■ WHAT YOU ARE ASKED TO DO ■
All the entries need to be quoted exactly, apart from the pictures, which you should drop.
*** DATA IN THIS EXERCISE ***
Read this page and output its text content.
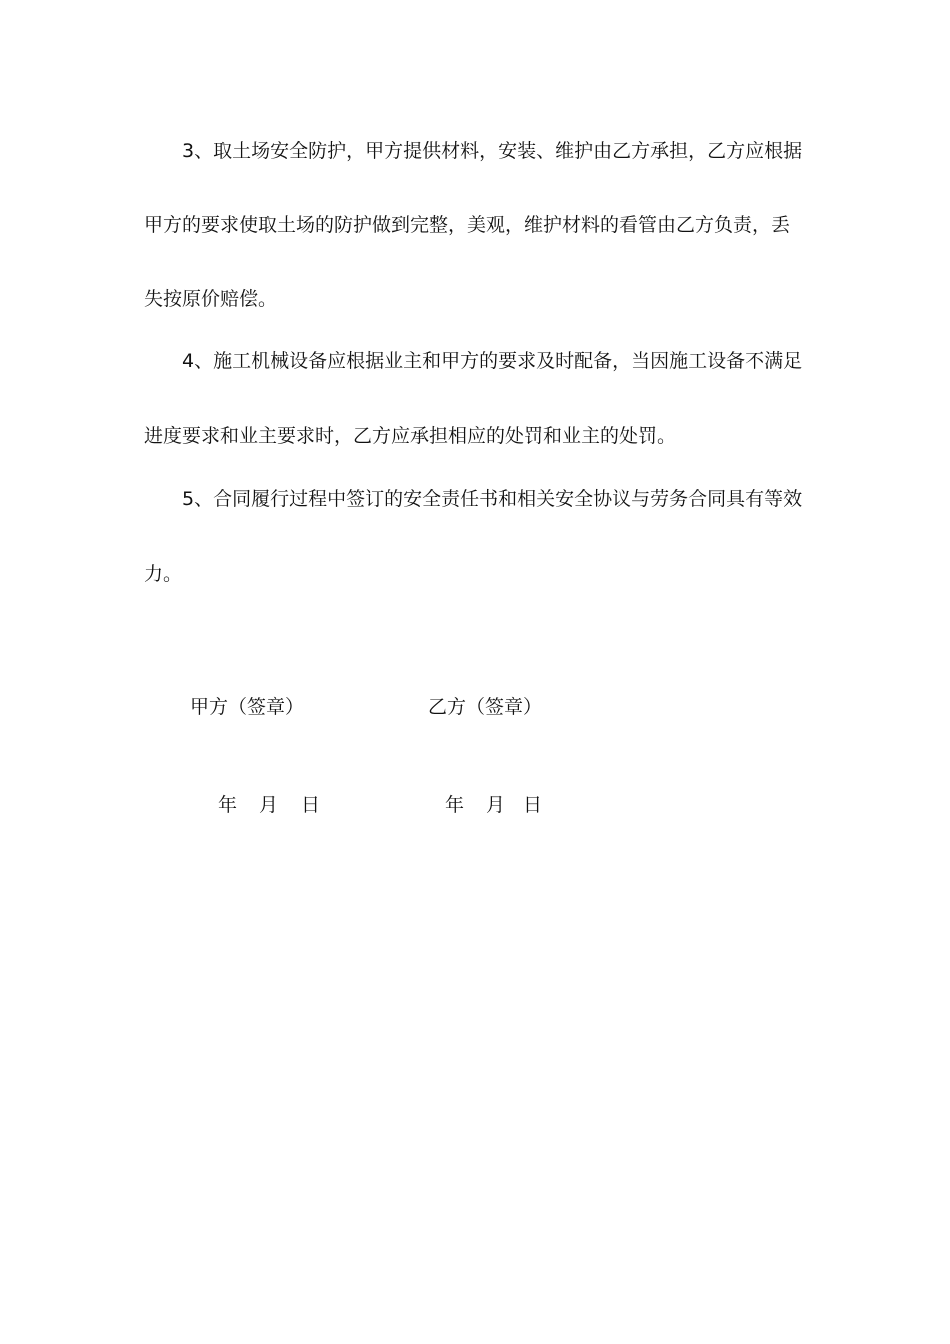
3、取土场安全防护，甲方提供材料，安装、维护由乙方承担，乙方应根据
甲方的要求使取土场的防护做到完整，美观，维护材料的看管由乙方负责，丢
失按原价赔偿。
4、施工机械设备应根据业主和甲方的要求及时配备，当因施工设备不满足
进度要求和业主要求时，乙方应承担相应的处罚和业主的处罚。
5、合同履行过程中签订的安全责任书和相关安全协议与劳务合同具有等效
力。
甲方（签章）	乙方（签章）
年 月 日	年 月 日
***
■ COMPLETE OUTPUT ■
Read this page and output its text content.
3、取土场安全防护，甲方提供材料，安装、维护由乙方承担，乙方应根据
甲方的要求使取土场的防护做到完整，美观，维护材料的看管由乙方负责，丢
失按原价赔偿。
4、施工机械设备应根据业主和甲方的要求及时配备，当因施工设备不满足
进度要求和业主要求时，乙方应承担相应的处罚和业主的处罚。
5、合同履行过程中签订的安全责任书和相关安全协议与劳务合同具有等效
力。
甲方（签章）	乙方（签章）
年 月 日	年 月 日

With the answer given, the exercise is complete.